*What needs to be done*
Work through the material below line by line and say how many lines include the word "marginal". Only the number, please.

Saved entries:
╭──
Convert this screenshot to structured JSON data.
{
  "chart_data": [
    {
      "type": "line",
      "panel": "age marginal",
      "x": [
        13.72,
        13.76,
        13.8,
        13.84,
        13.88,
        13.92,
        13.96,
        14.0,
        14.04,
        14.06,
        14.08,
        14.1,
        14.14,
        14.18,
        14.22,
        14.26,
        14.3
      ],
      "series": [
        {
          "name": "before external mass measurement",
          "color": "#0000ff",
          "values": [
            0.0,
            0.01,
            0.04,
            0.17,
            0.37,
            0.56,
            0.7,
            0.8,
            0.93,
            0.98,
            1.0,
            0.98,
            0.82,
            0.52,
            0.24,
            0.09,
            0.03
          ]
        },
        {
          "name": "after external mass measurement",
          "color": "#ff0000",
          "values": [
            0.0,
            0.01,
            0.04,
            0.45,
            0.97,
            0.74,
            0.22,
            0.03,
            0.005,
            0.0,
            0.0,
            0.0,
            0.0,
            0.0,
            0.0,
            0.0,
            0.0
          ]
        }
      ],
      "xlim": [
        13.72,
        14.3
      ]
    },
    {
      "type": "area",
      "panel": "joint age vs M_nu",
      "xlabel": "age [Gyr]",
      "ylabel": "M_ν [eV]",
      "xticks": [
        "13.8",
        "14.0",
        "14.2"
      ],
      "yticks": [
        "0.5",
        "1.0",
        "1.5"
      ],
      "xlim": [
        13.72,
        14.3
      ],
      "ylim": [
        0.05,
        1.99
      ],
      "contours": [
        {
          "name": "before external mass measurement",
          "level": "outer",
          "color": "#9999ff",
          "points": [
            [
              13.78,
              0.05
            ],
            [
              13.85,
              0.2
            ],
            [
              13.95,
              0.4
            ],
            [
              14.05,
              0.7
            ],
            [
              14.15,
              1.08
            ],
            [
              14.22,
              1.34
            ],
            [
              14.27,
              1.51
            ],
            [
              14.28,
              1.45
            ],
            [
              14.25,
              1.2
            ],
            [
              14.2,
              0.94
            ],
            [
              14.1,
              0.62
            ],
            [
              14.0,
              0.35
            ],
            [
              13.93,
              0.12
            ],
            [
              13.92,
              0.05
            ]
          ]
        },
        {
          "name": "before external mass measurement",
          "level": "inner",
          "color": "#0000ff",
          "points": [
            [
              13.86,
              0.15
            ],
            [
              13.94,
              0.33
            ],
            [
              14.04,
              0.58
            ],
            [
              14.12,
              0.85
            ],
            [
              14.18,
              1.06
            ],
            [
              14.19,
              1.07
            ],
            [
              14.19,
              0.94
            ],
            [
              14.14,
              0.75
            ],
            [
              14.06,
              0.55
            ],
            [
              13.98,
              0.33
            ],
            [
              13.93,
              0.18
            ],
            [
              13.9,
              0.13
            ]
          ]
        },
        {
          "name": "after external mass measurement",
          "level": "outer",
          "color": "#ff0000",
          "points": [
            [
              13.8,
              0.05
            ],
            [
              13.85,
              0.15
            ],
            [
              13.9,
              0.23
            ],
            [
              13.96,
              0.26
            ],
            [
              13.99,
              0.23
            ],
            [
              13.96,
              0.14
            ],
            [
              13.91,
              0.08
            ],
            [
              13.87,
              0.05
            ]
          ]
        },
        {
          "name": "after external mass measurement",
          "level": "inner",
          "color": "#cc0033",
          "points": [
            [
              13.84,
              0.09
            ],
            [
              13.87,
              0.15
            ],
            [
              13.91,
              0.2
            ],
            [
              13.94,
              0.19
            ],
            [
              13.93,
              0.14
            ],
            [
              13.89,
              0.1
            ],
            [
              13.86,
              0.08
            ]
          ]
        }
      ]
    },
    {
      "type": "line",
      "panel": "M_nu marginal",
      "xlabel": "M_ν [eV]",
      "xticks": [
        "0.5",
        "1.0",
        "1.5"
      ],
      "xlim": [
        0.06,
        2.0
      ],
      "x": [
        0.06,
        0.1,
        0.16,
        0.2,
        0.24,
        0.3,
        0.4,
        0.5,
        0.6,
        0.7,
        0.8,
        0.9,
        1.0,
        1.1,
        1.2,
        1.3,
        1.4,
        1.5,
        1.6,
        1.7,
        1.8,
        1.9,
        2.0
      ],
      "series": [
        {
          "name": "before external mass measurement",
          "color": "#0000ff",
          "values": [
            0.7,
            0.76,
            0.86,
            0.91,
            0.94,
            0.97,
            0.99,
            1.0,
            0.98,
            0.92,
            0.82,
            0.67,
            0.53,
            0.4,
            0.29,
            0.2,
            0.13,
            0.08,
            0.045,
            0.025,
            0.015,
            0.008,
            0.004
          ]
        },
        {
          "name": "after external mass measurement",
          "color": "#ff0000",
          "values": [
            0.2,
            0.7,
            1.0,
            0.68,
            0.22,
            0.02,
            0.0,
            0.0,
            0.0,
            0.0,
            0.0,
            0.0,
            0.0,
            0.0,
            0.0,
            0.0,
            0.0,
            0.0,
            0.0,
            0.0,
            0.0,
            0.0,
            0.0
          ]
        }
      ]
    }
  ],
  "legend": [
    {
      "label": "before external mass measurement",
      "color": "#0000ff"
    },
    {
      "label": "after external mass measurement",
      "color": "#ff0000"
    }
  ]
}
╰──
*Output below*
2